# DIRECTIONS:
Reproduce the listing exactly and skip over any pictures.

# DATASET CONTENT:
==*==

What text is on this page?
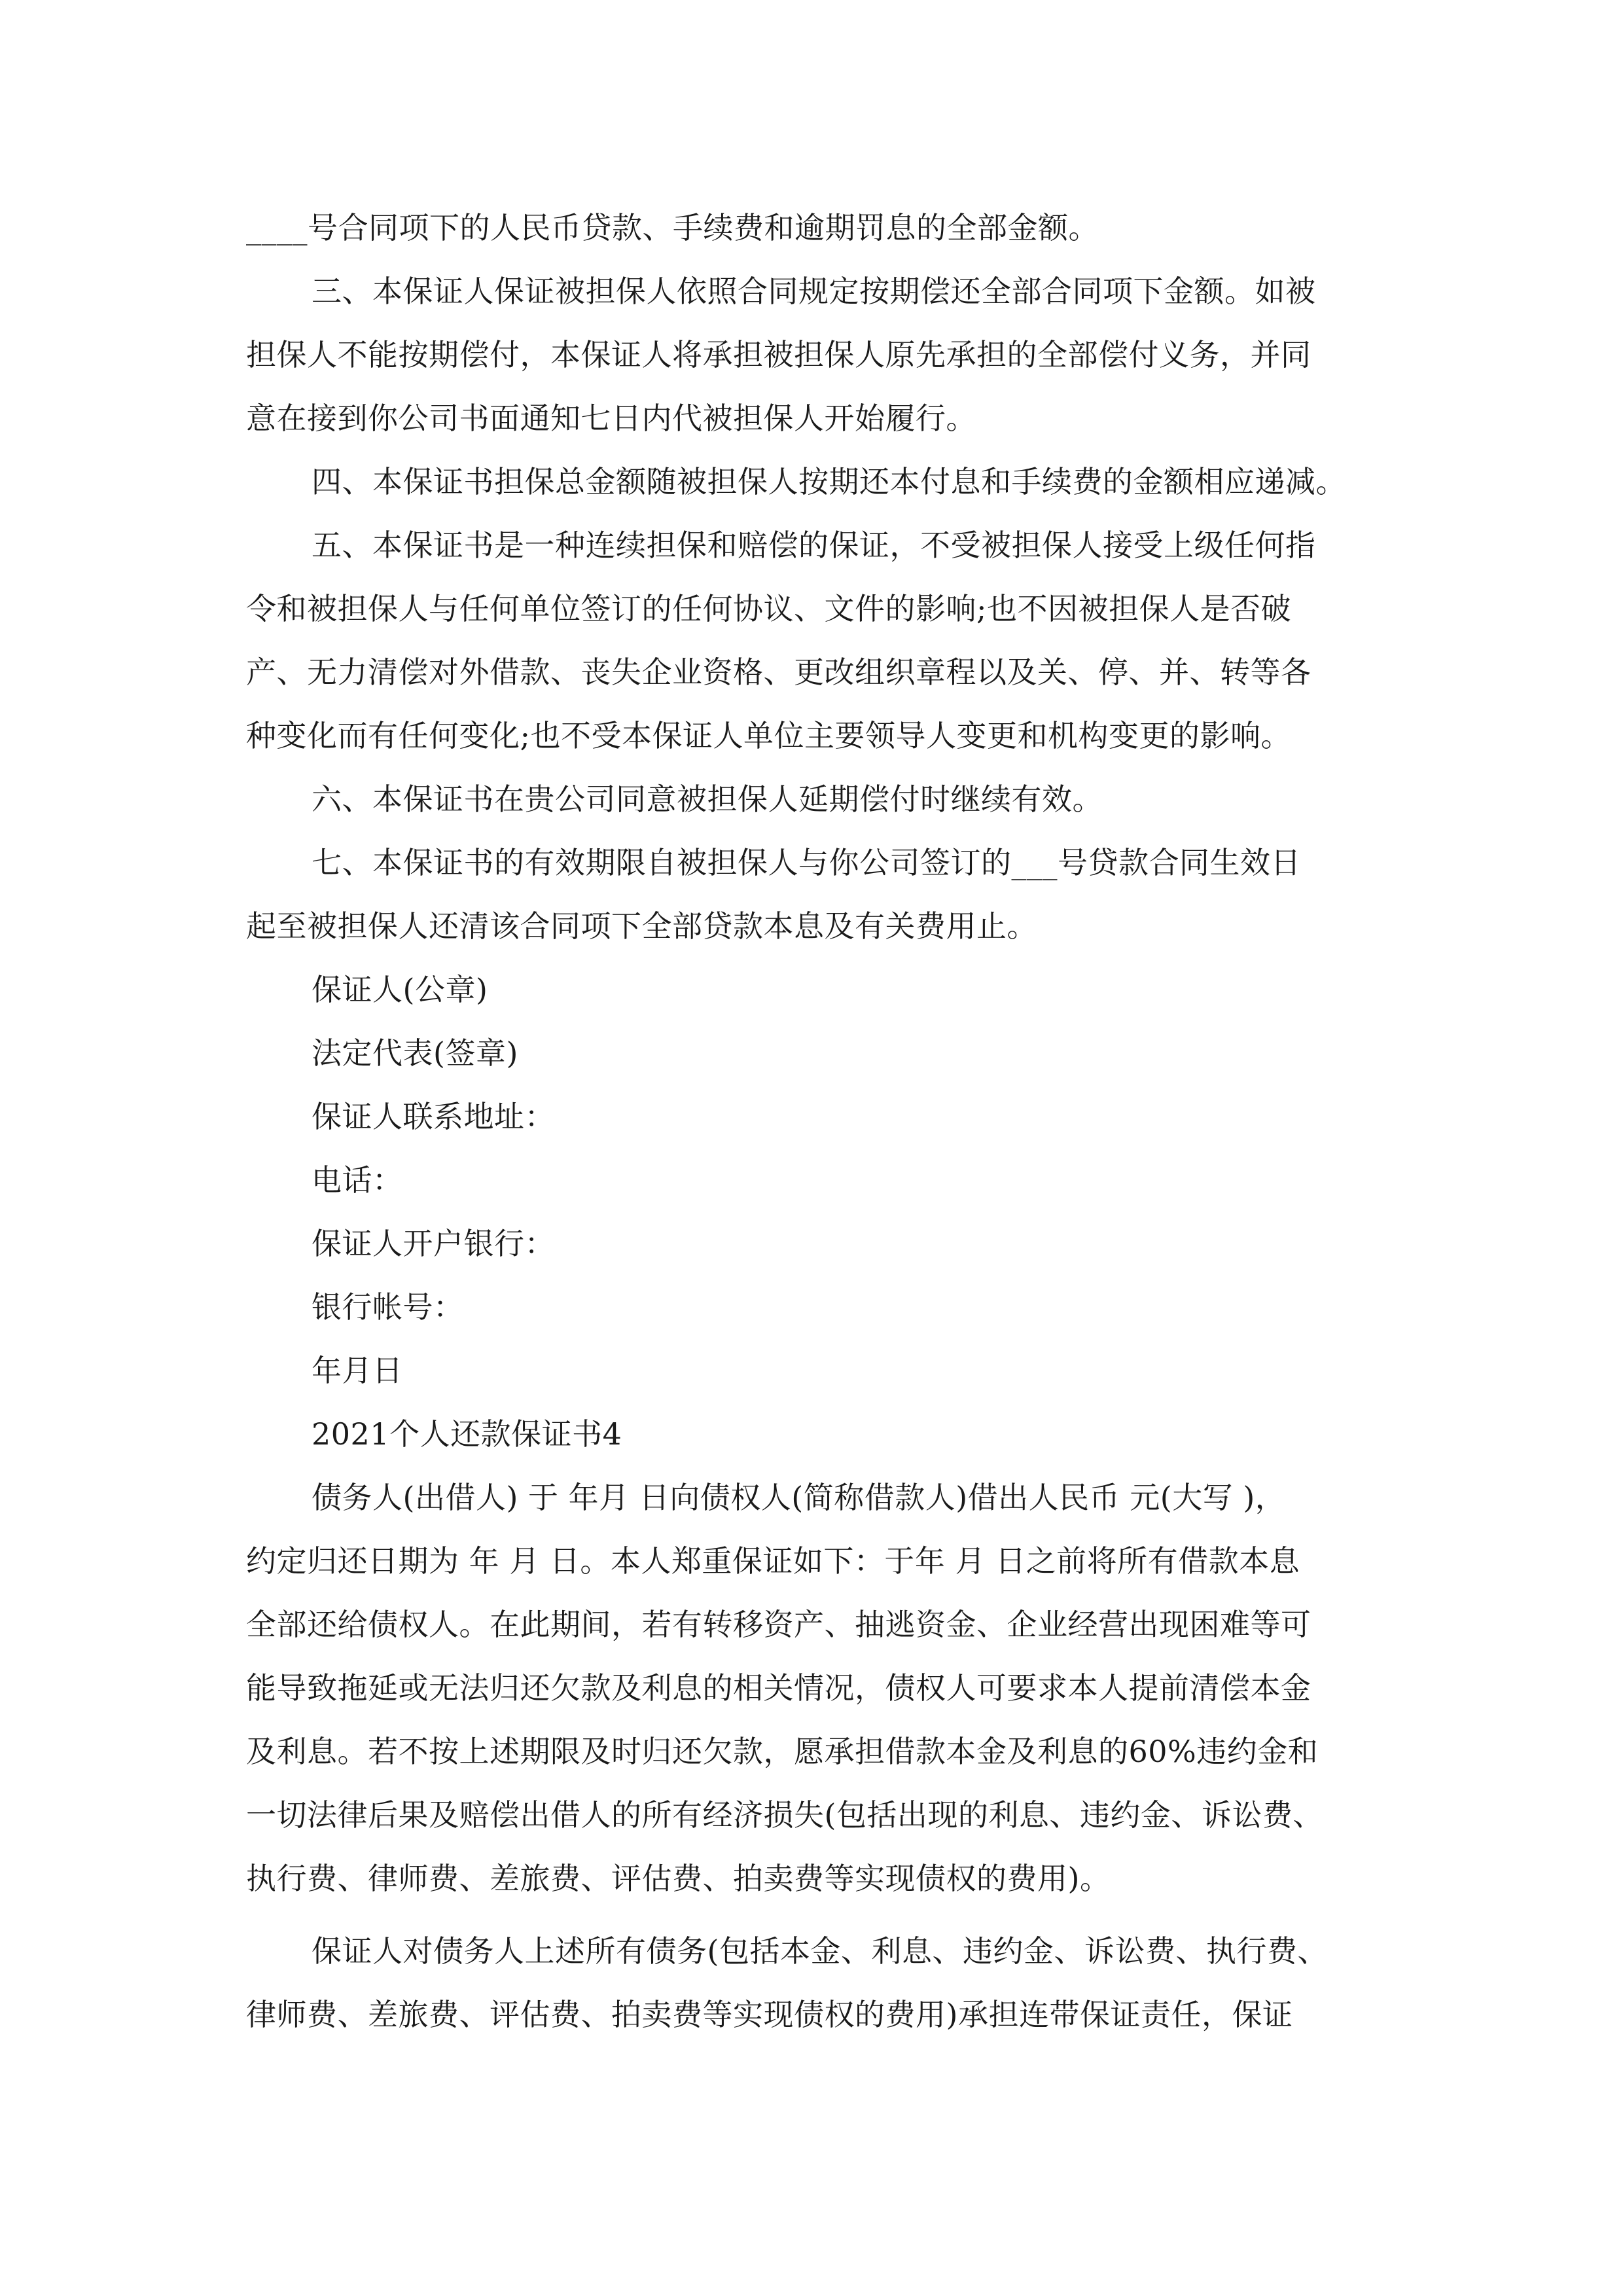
____号合同项下的人民币贷款、手续费和逾期罚息的全部金额。
三、本保证人保证被担保人依照合同规定按期偿还全部合同项下金额。如被
担保人不能按期偿付，本保证人将承担被担保人原先承担的全部偿付义务，并同
意在接到你公司书面通知七日内代被担保人开始履行。
四、本保证书担保总金额随被担保人按期还本付息和手续费的金额相应递减。
五、本保证书是一种连续担保和赔偿的保证，不受被担保人接受上级任何指
令和被担保人与任何单位签订的任何协议、文件的影响;也不因被担保人是否破
产、无力清偿对外借款、丧失企业资格、更改组织章程以及关、停、并、转等各
种变化而有任何变化;也不受本保证人单位主要领导人变更和机构变更的影响。
六、本保证书在贵公司同意被担保人延期偿付时继续有效。
七、本保证书的有效期限自被担保人与你公司签订的___号贷款合同生效日
起至被担保人还清该合同项下全部贷款本息及有关费用止。
保证人(公章)
法定代表(签章)
保证人联系地址：
电话：
保证人开户银行：
银行帐号：
年月日
2021个人还款保证书4
债务人(出借人) 于 年月 日向债权人(简称借款人)借出人民币 元(大写 )，
约定归还日期为 年 月 日。本人郑重保证如下：于年 月 日之前将所有借款本息
全部还给债权人。在此期间，若有转移资产、抽逃资金、企业经营出现困难等可
能导致拖延或无法归还欠款及利息的相关情况，债权人可要求本人提前清偿本金
及利息。若不按上述期限及时归还欠款，愿承担借款本金及利息的60%违约金和
一切法律后果及赔偿出借人的所有经济损失(包括出现的利息、违约金、诉讼费、
执行费、律师费、差旅费、评估费、拍卖费等实现债权的费用)。
保证人对债务人上述所有债务(包括本金、利息、违约金、诉讼费、执行费、
律师费、差旅费、评估费、拍卖费等实现债权的费用)承担连带保证责任，保证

==*==

# SOLVED PROBLEM:
What text is on this page?
____号合同项下的人民币贷款、手续费和逾期罚息的全部金额。
三、本保证人保证被担保人依照合同规定按期偿还全部合同项下金额。如被
担保人不能按期偿付，本保证人将承担被担保人原先承担的全部偿付义务，并同
意在接到你公司书面通知七日内代被担保人开始履行。
四、本保证书担保总金额随被担保人按期还本付息和手续费的金额相应递减。
五、本保证书是一种连续担保和赔偿的保证，不受被担保人接受上级任何指
令和被担保人与任何单位签订的任何协议、文件的影响;也不因被担保人是否破
产、无力清偿对外借款、丧失企业资格、更改组织章程以及关、停、并、转等各
种变化而有任何变化;也不受本保证人单位主要领导人变更和机构变更的影响。
六、本保证书在贵公司同意被担保人延期偿付时继续有效。
七、本保证书的有效期限自被担保人与你公司签订的___号贷款合同生效日
起至被担保人还清该合同项下全部贷款本息及有关费用止。
保证人(公章)
法定代表(签章)
保证人联系地址：
电话：
保证人开户银行：
银行帐号：
年月日
2021个人还款保证书4
债务人(出借人) 于 年月 日向债权人(简称借款人)借出人民币 元(大写 )，
约定归还日期为 年 月 日。本人郑重保证如下：于年 月 日之前将所有借款本息
全部还给债权人。在此期间，若有转移资产、抽逃资金、企业经营出现困难等可
能导致拖延或无法归还欠款及利息的相关情况，债权人可要求本人提前清偿本金
及利息。若不按上述期限及时归还欠款，愿承担借款本金及利息的60%违约金和
一切法律后果及赔偿出借人的所有经济损失(包括出现的利息、违约金、诉讼费、
执行费、律师费、差旅费、评估费、拍卖费等实现债权的费用)。
保证人对债务人上述所有债务(包括本金、利息、违约金、诉讼费、执行费、
律师费、差旅费、评估费、拍卖费等实现债权的费用)承担连带保证责任，保证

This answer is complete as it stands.